**TEXT SECTION:**
-- Start --

Playing numerous games in a day, or throwing repetitively without rest can lead to Over Stress Syndrome and make it very difficult for the body to repair itself. Plus, without completely stepping away and developing the athlete with true sports performance training, the player lacks the muscular support for strong, balanced joints.
As the Mt.Spokane High School Trainer and Strength and Conditioning Coach for most team sports, we believe in Sports Performance Training. The thought and principles are good behind Sport Specific Training, but we’ve often seen athletes who leave our program and go the latter being underserved and losing ground on total performance.
So, when is Sport Specific Training a good idea?
Honestly, most youth and high school athletes are not developed enough for Sport Specific Training until they are of college age. Ultimately, there’s no higher compliment for an athlete to be a total and completely well-rounded athlete. It’s certainly not easy to play two or three sports anymore, but playing several sports well is a phenomenal feat.
By the time one is of age and ready for the next level, that’s when sport specific training should take into effect. Ideally, the body should have a strong, well-rounded foundation and it’s generally rare for one to play a couple collegiate sports.
Is our philosophy valid?
Fortunately, it’s not rocket science. The body can only move and perform in so many ways. In addition, there’s no secret “miracle” exercises for making basketball players jump higher, or football players run faster, and baseball / softball players throw with more velocity. Most exercises cross-over perfectly for all sports.
Here’s some strength, speed and plyometric examples. Personally, my 40 time, vertical, and broad jump were at their best when I was 270 pounds and squatting close to 600 pounds (585 to be exact). If one thinks there’s no direct correlation, then they’re wrong. So, squats should be at the hierarchy of the strength category for all Sport Performance Training programs.
One of my first clients was a professional pitcher for the Anaheim Angels baseball team. Throwing in the 90’s was a breeze for him, and this power started in his base. At the start of his kinetic chain, he could generate enough force and release this through his pitch on a consistent basis. He was also a beast when it came to back squats, plyometric drills and sprints. He didn’t just for light strength and mobility in his shoulders, arms and core, but did it all.
Basketball players, football players, volleyball players, softball, baseball, tennis, and track athletes all need to be fast, strong and “springy.” Squats are just one exercise and a piece of the formula, along with plyometrics, agility and speed drills. This along with how we organize our training days, involve rest periods and cycle (scalable, all-level) exercises develops a winning formula that has been proven highly successful through generations of our Mt. Spokane High School athletes.
Don’t forget mobility
Mobility along with shoulder strength is an area of fitness that has been deemed as baseball and softball specific by some. However, what sports wouldn’t benefit from this training protocol? If a sport has a throwing motion, serve, or swing, improving the athletes range of motion and total / balanced shoulder strength is key for avoiding injuries and improving performance. Just check out the leaders in resistance bands: Crossover Symmetry. They’re product and system was developed by a baseball player, and is widely used by all sports including CrossFit.

-- End --

**RECORD LIST:**
-- Start --

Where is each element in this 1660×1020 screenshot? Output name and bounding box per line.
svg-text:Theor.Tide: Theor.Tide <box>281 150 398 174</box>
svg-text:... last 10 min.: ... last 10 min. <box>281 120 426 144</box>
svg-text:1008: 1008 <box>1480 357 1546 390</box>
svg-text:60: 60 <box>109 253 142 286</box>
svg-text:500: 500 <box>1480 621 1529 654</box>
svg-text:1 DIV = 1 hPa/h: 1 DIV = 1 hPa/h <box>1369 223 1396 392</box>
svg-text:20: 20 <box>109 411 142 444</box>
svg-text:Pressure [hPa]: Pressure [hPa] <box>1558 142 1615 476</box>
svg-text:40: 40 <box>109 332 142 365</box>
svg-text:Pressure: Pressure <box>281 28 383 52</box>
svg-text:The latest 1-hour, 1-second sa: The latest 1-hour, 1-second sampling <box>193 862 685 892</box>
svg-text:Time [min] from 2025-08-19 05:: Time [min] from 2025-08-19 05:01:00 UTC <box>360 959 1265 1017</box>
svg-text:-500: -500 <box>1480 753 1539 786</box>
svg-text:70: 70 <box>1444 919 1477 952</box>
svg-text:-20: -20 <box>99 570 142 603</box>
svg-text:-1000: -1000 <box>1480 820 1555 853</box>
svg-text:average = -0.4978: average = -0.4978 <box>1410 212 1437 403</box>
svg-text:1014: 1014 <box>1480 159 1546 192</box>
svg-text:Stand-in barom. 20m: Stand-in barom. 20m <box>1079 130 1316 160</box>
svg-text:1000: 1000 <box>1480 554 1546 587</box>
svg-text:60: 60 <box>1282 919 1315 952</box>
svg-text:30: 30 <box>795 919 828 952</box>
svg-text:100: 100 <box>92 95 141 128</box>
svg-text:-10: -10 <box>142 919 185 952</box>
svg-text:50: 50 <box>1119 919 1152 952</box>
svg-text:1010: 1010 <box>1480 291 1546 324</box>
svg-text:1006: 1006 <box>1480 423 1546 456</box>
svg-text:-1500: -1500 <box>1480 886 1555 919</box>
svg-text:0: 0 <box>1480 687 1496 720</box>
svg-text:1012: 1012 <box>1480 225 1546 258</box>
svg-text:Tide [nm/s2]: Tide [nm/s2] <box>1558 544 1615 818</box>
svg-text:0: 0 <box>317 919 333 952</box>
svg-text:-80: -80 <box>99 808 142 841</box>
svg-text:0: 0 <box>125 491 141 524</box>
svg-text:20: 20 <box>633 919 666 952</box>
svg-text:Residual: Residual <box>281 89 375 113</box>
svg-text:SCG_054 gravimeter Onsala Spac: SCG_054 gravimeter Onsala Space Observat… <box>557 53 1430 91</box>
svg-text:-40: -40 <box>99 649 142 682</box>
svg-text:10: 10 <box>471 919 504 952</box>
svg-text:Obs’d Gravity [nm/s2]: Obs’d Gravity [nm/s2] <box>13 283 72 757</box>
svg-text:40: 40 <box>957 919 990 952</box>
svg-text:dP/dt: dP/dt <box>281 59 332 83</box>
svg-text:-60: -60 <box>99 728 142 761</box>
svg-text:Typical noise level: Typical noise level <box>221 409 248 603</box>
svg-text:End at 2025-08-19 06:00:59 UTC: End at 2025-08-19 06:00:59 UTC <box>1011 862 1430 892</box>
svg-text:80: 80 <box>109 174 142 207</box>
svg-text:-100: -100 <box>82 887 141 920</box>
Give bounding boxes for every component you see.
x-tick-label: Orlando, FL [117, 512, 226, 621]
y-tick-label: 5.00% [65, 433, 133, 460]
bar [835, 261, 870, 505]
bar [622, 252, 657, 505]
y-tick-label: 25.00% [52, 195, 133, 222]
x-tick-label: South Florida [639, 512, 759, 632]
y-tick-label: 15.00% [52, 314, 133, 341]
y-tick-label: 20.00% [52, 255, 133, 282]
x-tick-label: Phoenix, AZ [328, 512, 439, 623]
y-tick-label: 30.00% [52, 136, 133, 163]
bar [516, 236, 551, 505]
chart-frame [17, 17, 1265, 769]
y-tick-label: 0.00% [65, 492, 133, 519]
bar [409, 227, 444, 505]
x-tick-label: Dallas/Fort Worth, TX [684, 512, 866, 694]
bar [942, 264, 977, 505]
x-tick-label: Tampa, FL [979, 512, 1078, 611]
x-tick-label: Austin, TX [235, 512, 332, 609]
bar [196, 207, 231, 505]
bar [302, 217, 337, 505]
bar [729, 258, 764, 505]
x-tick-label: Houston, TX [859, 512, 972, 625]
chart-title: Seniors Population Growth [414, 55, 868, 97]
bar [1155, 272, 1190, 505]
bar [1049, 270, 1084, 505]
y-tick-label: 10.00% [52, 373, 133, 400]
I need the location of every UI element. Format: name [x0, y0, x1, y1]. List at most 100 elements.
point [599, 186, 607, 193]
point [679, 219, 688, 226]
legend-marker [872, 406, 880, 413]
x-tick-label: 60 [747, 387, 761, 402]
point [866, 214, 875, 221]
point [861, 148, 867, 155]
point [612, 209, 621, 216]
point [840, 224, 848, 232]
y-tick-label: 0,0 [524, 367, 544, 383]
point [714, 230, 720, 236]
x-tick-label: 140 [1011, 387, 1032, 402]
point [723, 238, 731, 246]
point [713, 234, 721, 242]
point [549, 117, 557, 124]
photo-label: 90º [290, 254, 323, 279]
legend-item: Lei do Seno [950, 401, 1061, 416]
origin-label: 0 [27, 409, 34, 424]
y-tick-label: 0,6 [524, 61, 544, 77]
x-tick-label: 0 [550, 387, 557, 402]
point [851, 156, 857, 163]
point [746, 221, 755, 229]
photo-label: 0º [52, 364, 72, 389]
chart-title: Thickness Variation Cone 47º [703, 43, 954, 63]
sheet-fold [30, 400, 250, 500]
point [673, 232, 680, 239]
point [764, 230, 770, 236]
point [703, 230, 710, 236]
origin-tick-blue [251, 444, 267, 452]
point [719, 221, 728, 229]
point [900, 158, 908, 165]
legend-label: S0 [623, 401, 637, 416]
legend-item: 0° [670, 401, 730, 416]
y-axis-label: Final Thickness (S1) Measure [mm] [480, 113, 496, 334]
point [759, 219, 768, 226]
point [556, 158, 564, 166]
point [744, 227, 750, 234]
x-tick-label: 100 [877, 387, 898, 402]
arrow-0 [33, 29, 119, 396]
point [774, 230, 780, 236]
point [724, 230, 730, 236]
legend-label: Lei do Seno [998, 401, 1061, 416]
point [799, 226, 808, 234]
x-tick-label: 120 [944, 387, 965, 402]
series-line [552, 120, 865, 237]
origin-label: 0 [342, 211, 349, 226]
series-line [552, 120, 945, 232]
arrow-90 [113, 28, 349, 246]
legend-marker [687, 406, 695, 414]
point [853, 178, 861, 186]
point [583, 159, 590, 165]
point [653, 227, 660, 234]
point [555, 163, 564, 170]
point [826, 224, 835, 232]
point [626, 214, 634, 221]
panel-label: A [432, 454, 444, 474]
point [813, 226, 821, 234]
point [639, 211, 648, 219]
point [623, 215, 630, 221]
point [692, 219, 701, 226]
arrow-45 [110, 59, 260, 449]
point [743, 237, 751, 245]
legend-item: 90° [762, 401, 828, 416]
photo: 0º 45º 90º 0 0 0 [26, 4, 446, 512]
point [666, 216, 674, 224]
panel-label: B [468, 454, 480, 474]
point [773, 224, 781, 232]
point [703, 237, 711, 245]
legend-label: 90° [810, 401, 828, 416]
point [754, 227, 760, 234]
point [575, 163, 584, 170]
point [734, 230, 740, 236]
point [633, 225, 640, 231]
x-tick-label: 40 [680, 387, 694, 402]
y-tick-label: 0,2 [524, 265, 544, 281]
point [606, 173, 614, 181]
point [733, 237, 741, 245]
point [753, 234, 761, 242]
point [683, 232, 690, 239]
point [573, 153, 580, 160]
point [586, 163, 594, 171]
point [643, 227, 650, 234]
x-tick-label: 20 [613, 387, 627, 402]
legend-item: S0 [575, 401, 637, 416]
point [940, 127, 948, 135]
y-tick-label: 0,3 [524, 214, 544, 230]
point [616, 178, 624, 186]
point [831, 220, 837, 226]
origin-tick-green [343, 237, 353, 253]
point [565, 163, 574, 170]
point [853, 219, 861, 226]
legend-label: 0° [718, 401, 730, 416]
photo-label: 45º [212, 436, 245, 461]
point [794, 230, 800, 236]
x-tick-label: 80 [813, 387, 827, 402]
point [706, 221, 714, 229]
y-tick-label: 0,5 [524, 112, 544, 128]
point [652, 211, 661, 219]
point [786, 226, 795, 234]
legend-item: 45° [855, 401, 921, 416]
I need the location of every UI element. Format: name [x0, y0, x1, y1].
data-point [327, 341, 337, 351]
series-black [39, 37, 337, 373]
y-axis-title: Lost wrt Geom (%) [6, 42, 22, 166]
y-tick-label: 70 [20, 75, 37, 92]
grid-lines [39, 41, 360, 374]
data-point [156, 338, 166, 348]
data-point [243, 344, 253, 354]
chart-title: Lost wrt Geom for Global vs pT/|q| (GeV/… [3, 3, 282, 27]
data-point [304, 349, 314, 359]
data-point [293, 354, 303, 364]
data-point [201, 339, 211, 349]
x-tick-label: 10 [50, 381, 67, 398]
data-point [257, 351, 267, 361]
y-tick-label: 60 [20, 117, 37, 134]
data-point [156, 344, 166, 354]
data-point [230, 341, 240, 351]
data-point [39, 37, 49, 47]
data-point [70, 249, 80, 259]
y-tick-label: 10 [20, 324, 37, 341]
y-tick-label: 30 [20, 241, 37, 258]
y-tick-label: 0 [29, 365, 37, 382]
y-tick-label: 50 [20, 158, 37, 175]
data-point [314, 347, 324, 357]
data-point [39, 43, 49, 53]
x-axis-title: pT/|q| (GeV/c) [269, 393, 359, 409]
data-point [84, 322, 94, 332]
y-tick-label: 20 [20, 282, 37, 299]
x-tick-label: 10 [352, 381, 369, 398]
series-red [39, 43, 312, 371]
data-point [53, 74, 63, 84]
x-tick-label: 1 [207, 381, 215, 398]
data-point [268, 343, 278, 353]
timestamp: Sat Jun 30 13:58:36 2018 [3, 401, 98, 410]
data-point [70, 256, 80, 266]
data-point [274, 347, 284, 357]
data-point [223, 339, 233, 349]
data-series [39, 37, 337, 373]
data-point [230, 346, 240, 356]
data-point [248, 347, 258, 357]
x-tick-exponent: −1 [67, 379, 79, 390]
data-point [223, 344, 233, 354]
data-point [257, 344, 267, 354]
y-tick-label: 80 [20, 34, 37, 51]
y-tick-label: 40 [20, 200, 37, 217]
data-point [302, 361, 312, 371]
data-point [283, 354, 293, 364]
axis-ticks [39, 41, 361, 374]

-- End --

**STATED PROBLEM:** Write the next part of the article on sports performance training, picking up after its last sentence. The entries come from a different source than the text.

**WRITTEN ANSWER:**
Final thought and what really makes a sport performance program successful.
Every sport taxes the athlete’s core, mobility, strength, speed and agility in a certain way. Ideally, finding an experienced program that does a great job of targeting and training towards improvement in all of these areas is best for developing a complete athlete.
At Mt. Spokane High School, we’re heading into our ninth season of our annual and Official Wildcat Summer Sports Performance Training Camp (Strength and Conditioning Camp). This is a great opportunity for a youth or high school aged athlete to improve on their sport and become a better athlete. At this point, if one commits, and shows up consistently, our formula is proven and will equal results.
There are certainly programs that will promise big things, but it’s hard to have proven results with a minimal experience level. It takes constant program innovation and working with countless goals to develop a polished and highly effective formula.
What does this mean for you the parent?
Your time and hard earned money is valuable and should not be wasted. Yes, you can certainly do a number of these exercises on your own and we will provide a number of them in the next several posts. However, if you wish to hire a professional, we will list some trustworthy partners very soon. We can offer this service too, and our rates are really low. Sometimes this seems like a red flag, because the general perception is expensive training equals better results. Just be aware, there’s a number of programs who know parents will pay top dollar for “improving” their child’s performance level.
We personally stick to our original school rates to make our program available to the entire team, not the individual. This in return allows for kids to grow and bond with their peers and develop team chemistry in the off-season and the opportunity to grow in a fun, positive and challenging environment.
Stay tuned. If you feel your program should be a partner, or, if you have any questions, let’s hear them in the comments section below. We would love your feedback.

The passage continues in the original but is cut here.